* **PROBLEM**
Copy every line of the following data that includes the string "Market".

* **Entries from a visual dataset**
▬▬▬▬▬▬▬▬▬▬

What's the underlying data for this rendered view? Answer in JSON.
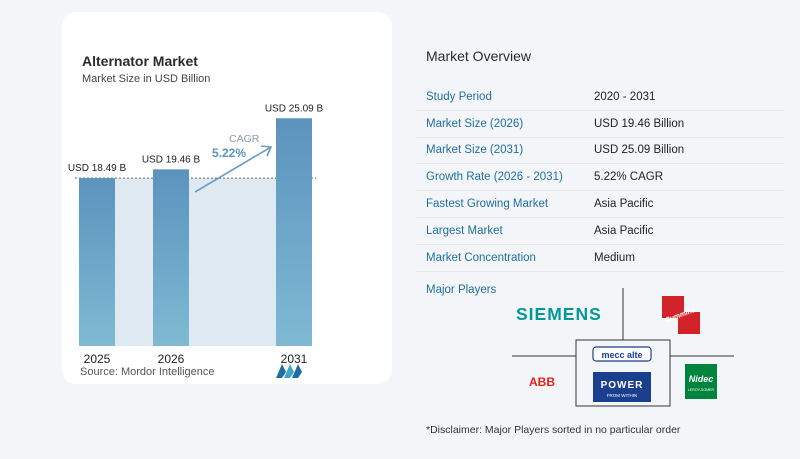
{
  "chart_data": {
    "type": "bar",
    "title": "Alternator Market",
    "subtitle": "Market Size in USD Billion",
    "categories": [
      "2025",
      "2026",
      "2031"
    ],
    "values": [
      18.49,
      19.46,
      25.09
    ],
    "value_labels": [
      "USD 18.49 B",
      "USD 19.46 B",
      "USD 25.09 B"
    ],
    "cagr_label": "CAGR",
    "cagr_value": "5.22%",
    "xlabel": "",
    "ylabel": "",
    "ylim": [
      0,
      26
    ],
    "grid": false,
    "bar_color_top": "#5b93be",
    "bar_color_bottom": "#7fbad3",
    "band_color": "#dfe9f2"
  },
  "source": "Source:  Mordor Intelligence",
  "overview": {
    "title": "Market Overview",
    "rows": [
      {
        "label": "Study Period",
        "value": "2020 - 2031"
      },
      {
        "label": "Market Size (2026)",
        "value": "USD 19.46 Billion"
      },
      {
        "label": "Market Size (2031)",
        "value": "USD 25.09 Billion"
      },
      {
        "label": "Growth Rate (2026 - 2031)",
        "value": "5.22% CAGR"
      },
      {
        "label": "Fastest Growing Market",
        "value": "Asia Pacific"
      },
      {
        "label": "Largest Market",
        "value": "Asia Pacific"
      },
      {
        "label": "Market Concentration",
        "value": "Medium"
      }
    ],
    "players_label": "Major Players",
    "players": [
      "SIEMENS",
      "Cummins",
      "mecc alte",
      "POWER",
      "FROM WITHIN",
      "ABB",
      "Nidec",
      "LEROY-SOMER"
    ]
  },
  "disclaimer": "*Disclaimer: Major Players sorted in no particular order",
  "colors": {
    "accent": "#1e6fa1",
    "siemens": "#009999",
    "cummins": "#d2232a",
    "abb": "#e2231a",
    "mecc": "#1b3f8f",
    "nidec": "#00843d"
  }
}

▬▬▬▬▬▬▬▬▬▬

* **EXERCISE SOLUTION**
    "title": "Alternator Market",
    "subtitle": "Market Size in USD Billion",
    "title": "Market Overview",
        "label": "Market Size (2026)",
        "label": "Market Size (2031)",
        "label": "Fastest Growing Market",
        "label": "Largest Market",
        "label": "Market Concentration",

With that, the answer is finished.